Courses & Projects by Rob Marano

Week 9: Communication and Coordination

<- back to syllabus

Objective: This week we move from defining overall architectural styles to understanding the underlying mechanisms that allow geographically separated components to Communicate reliably and Coordinate their actions without a centralized clock. This session heavily maps to the theories presented in the van Steen & Tanenbaum Distributed Systems textbook.

📖 Reading Assignment: Before proceeding with this week’s exercises, please read Chapter 4 (Communication) and Chapter 6 (Coordination) in Distributed Systems (van Steen and Tanenbaum, Version 4.0.3x).


1. Communication in Distributed Systems

At the core of any distributed system is the ability to move data between nodes. While we have explored raw TCP/UDP sockets (Week 2/3), enterprise systems rely on higher-level abstractions.

1.1 Remote Procedure Calls (RPC)

The aim of RPC is to hide communication by making a remote function call look identical to a local function call.

1.2 Message-Oriented Communication

Unlike RPC’s synchronous, tightly-coupled nature, Message-Oriented Middleware (MOM) allows asynchronous decoupling.


2. Coordination and Synchronization

If multiple independent computers are working on a shared problem, how do they agree on the state of the world?

2.1 The Problem of Clock Synchronization

In a single machine, there is one CPU clock. In a distributed system, every computer has its own physical quartz clock. Over time, these clocks drift apart due to microscopic hardware differences.

2.2 Leader Election Algorithms

Many distributed systems require one node to act as a coordinator. If that coordinator crashes, the remaining nodes must elect a new one without human intervention.

  1. The Bully Algorithm: Every node has a numeric ID. When a node detects the leader is dead, it broadcasts an election message to nodes with higher IDs. If no higher node responds, it declares itself the leader (“bullying” the smaller nodes).
  2. The Ring Algorithm: Nodes are logically organized in a ring. An election message is passed around the ring, accumulating the IDs of all active nodes. Once it completes the circuit, the surviving node with the highest ID is elected as the new coordinator.

3. Apache ZooKeeper: Putting Theory into Practice

Implementing consensus algorithms (like Paxos or Raft) from scratch is notoriously difficult. Modern cloud-native architectures rely on highly consistent coordination services like Apache ZooKeeper (or etcd).

What is ZooKeeper?

ZooKeeper is a centralized open-source service for maintaining configuration information, naming, providing distributed synchronization, and offering group services over large clusters.

How it solves Distributed Coordination:

Implementing Leader Election with ZooKeeper

Instead of building the Bully algorithm, nodes simply use ZooKeeper’s atomic creation:

  1. All 10 worker nodes try to create an ephemeral znode at /cluster/leader.

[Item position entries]
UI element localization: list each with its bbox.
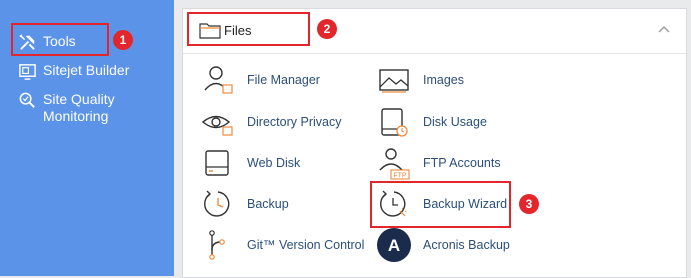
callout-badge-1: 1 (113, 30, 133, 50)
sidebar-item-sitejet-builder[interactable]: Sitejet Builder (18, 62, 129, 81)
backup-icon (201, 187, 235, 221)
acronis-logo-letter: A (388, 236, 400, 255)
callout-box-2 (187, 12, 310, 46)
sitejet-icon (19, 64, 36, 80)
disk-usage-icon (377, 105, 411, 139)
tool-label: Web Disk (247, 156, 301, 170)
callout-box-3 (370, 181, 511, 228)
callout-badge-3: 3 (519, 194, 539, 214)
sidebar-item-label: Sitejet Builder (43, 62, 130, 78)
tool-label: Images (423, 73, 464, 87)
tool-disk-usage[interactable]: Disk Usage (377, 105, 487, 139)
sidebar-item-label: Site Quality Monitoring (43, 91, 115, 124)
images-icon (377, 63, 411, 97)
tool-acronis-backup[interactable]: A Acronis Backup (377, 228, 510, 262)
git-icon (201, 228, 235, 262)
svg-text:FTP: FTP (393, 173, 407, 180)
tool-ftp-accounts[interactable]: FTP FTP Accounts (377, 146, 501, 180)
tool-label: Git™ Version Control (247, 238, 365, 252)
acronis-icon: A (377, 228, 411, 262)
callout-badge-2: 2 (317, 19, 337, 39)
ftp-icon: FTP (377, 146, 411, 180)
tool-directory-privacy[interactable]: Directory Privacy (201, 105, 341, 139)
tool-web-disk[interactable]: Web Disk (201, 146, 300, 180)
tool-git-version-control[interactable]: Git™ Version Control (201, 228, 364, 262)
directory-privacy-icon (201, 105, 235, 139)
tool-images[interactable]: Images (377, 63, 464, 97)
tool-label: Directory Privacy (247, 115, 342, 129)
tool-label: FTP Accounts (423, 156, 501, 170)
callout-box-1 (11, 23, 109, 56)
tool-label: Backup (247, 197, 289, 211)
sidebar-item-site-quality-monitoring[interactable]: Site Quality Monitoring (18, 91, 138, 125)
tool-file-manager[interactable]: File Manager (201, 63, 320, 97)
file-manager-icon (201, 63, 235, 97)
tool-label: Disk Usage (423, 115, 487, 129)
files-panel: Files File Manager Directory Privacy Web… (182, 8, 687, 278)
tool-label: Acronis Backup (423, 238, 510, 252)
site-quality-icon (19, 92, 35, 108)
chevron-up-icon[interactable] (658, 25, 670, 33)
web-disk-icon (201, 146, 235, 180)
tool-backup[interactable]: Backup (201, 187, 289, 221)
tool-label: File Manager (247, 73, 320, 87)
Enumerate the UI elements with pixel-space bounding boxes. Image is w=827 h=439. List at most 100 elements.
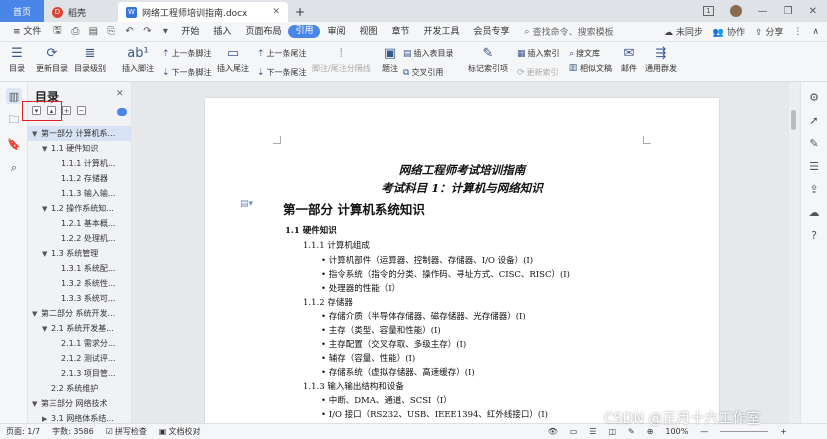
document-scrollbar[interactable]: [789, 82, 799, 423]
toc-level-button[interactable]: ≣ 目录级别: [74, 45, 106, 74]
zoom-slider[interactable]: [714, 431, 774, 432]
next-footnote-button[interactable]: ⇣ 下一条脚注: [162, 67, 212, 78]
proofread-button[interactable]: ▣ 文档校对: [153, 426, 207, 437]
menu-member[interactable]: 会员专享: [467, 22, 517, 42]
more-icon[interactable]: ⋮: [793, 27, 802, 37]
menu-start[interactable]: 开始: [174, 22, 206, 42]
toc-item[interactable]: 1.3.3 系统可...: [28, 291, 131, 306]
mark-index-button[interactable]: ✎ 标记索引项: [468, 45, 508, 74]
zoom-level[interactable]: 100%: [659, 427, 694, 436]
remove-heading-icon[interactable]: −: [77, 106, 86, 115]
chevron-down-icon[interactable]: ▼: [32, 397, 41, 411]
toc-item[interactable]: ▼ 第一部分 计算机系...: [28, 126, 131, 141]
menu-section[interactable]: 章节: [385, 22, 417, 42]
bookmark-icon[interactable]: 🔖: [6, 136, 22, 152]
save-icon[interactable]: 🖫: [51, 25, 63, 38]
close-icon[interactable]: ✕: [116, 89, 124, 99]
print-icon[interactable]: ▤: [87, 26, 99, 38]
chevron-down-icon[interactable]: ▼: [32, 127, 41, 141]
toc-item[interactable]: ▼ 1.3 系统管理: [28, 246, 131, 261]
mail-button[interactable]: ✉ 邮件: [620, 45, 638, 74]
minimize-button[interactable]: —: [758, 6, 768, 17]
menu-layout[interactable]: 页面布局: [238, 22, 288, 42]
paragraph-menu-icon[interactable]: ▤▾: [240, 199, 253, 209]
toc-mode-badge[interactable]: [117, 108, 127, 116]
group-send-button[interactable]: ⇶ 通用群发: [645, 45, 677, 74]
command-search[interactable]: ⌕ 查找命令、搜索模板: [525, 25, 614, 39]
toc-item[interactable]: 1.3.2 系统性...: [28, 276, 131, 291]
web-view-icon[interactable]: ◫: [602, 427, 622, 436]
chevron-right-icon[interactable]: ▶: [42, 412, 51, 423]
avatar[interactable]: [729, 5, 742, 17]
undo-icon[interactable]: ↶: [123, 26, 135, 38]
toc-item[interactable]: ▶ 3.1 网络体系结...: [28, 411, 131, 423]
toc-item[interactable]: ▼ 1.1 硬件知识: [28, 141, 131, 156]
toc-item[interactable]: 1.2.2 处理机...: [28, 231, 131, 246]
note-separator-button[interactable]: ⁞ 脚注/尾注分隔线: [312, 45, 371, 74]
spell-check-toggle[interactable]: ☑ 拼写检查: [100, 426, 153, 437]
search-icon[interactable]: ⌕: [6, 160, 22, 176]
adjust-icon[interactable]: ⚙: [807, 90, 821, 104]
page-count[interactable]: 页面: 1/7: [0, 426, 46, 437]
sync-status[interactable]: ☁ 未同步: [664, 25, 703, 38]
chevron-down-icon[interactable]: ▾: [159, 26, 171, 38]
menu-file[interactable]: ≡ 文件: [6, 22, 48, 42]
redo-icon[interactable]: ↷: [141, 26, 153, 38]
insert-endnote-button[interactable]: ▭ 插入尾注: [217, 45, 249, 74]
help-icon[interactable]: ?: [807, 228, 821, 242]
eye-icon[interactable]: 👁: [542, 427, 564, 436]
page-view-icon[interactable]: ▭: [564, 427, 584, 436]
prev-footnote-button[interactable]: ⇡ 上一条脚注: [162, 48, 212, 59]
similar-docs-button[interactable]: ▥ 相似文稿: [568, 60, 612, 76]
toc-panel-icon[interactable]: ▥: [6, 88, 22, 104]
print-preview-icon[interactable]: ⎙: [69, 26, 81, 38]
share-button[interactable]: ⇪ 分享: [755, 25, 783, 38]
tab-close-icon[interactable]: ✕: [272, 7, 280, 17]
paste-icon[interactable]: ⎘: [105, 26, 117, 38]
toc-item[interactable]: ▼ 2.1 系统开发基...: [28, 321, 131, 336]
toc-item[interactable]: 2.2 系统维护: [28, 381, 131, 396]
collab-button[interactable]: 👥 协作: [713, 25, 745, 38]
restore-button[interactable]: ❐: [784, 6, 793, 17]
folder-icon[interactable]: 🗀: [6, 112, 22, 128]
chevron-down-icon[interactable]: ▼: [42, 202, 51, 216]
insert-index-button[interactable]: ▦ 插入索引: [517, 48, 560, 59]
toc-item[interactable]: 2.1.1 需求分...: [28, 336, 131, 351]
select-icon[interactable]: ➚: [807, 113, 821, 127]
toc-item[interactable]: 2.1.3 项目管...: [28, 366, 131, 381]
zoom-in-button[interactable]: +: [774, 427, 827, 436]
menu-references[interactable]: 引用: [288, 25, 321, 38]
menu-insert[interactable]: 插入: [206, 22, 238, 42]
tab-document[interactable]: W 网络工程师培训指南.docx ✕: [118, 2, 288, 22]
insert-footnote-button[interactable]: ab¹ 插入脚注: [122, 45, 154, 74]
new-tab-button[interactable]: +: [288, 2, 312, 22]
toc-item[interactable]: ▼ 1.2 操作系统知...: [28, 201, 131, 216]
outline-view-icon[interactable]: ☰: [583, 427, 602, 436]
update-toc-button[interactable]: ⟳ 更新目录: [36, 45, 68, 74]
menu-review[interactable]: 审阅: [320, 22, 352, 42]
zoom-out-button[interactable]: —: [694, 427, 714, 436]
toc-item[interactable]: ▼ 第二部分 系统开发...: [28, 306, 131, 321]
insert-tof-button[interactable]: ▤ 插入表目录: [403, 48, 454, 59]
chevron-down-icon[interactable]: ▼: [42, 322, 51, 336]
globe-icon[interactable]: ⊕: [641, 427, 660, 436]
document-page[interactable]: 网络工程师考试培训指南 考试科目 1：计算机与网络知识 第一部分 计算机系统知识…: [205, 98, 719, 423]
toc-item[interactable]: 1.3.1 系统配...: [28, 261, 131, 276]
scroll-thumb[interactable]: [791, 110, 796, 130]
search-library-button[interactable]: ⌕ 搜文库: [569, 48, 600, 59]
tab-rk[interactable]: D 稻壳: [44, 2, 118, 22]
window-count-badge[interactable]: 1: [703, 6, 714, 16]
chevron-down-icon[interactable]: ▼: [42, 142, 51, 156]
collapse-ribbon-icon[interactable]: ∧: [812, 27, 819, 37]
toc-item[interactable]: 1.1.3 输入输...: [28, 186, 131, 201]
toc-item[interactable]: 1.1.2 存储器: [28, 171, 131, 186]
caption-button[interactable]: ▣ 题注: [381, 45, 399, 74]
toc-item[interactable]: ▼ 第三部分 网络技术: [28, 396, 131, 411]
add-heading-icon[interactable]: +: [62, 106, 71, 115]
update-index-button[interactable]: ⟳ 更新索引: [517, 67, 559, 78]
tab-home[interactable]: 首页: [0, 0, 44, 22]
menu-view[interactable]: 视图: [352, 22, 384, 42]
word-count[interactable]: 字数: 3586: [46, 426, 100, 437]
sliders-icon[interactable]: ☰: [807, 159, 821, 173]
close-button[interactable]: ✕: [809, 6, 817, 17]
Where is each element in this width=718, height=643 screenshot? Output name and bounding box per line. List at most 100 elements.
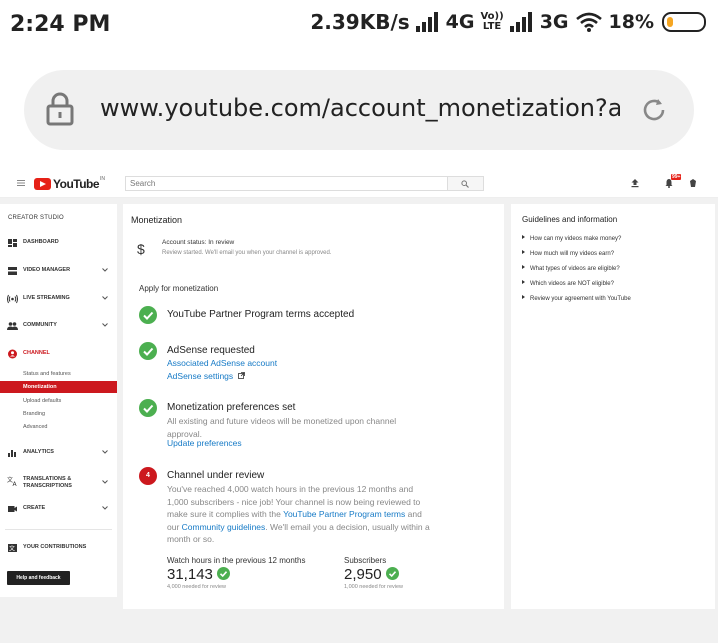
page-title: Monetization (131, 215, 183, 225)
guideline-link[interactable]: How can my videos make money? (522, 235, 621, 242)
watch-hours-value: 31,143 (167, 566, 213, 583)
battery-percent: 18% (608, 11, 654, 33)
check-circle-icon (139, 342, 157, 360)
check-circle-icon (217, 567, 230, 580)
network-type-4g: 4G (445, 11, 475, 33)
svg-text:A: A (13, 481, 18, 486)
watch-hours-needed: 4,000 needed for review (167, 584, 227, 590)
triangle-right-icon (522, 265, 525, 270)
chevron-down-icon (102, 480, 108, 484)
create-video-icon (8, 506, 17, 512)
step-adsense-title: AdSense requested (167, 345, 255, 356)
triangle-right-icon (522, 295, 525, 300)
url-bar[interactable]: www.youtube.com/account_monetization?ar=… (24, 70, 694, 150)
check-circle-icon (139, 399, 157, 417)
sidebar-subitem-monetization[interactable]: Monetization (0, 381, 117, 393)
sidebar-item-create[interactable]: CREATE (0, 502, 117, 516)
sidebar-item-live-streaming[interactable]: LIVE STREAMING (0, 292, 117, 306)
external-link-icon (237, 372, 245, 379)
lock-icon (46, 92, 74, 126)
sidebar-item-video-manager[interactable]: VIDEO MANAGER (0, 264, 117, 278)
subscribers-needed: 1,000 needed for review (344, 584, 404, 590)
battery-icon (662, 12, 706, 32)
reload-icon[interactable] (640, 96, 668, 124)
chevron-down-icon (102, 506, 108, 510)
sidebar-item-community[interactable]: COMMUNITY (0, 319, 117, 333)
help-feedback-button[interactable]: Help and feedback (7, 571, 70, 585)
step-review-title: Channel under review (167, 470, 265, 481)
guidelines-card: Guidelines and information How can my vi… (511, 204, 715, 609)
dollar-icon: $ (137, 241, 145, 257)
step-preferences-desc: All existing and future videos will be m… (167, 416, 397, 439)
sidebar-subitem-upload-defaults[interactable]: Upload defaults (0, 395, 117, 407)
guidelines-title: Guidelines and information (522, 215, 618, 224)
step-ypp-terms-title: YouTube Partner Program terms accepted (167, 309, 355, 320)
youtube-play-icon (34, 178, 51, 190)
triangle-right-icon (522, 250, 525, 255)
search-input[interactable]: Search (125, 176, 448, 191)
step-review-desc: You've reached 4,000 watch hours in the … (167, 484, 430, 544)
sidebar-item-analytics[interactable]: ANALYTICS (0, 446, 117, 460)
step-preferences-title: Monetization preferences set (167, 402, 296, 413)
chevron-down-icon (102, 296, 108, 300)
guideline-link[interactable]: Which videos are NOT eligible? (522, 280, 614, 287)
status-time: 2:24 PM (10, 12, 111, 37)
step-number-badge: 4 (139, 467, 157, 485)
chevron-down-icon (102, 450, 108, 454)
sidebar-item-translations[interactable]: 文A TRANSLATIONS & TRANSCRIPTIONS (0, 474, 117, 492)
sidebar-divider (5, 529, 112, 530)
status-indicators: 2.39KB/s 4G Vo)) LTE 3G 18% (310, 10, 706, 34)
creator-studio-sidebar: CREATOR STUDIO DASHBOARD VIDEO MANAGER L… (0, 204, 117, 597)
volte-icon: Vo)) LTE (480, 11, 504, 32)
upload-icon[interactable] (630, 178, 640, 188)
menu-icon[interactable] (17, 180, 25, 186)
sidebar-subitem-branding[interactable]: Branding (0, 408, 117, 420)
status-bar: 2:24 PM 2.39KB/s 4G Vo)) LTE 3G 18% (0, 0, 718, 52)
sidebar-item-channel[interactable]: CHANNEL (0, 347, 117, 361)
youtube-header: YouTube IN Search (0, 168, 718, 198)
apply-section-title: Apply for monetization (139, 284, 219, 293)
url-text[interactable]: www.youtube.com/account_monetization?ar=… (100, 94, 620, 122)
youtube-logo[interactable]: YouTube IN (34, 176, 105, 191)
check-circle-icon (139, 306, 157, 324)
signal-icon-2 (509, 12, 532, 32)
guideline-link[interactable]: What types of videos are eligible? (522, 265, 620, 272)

# LIST OF TASKS:
1. Sum up the week 9 course notes in two sentences.
2. Write out the part of the week 9 course notes starting at "1.2 Message-Oriented Communication" and ending at "microscopic hardware differences.".

# ANSWERS IN ORDER:
1. The notes cover how separated components communicate reliably and coordinate without a central clock, starting with remote procedure calls, which make a remote function call look like a local one, and message-oriented middleware, which allows asynchronous decoupling. They then explain how each computer's clock drifts apart over time and describe the Bully and Ring algorithms for electing a new coordinator, then introduce Apache ZooKeeper as a coordination service that nodes can use for leader election instead of building the Bully algorithm.

2.
1.2 Message-Oriented Communication

Unlike RPC’s synchronous, tightly-coupled nature, Message-Oriented Middleware (MOM) allows asynchronous decoupling.


2. Coordination and Synchronization

If multiple independent computers are working on a shared problem, how do they agree on the state of the world?

2.1 The Problem of Clock Synchronization

In a single machine, there is one CPU clock. In a distributed system, every computer has its own physical quartz clock. Over time, these clocks drift apart due to microscopic hardware differences.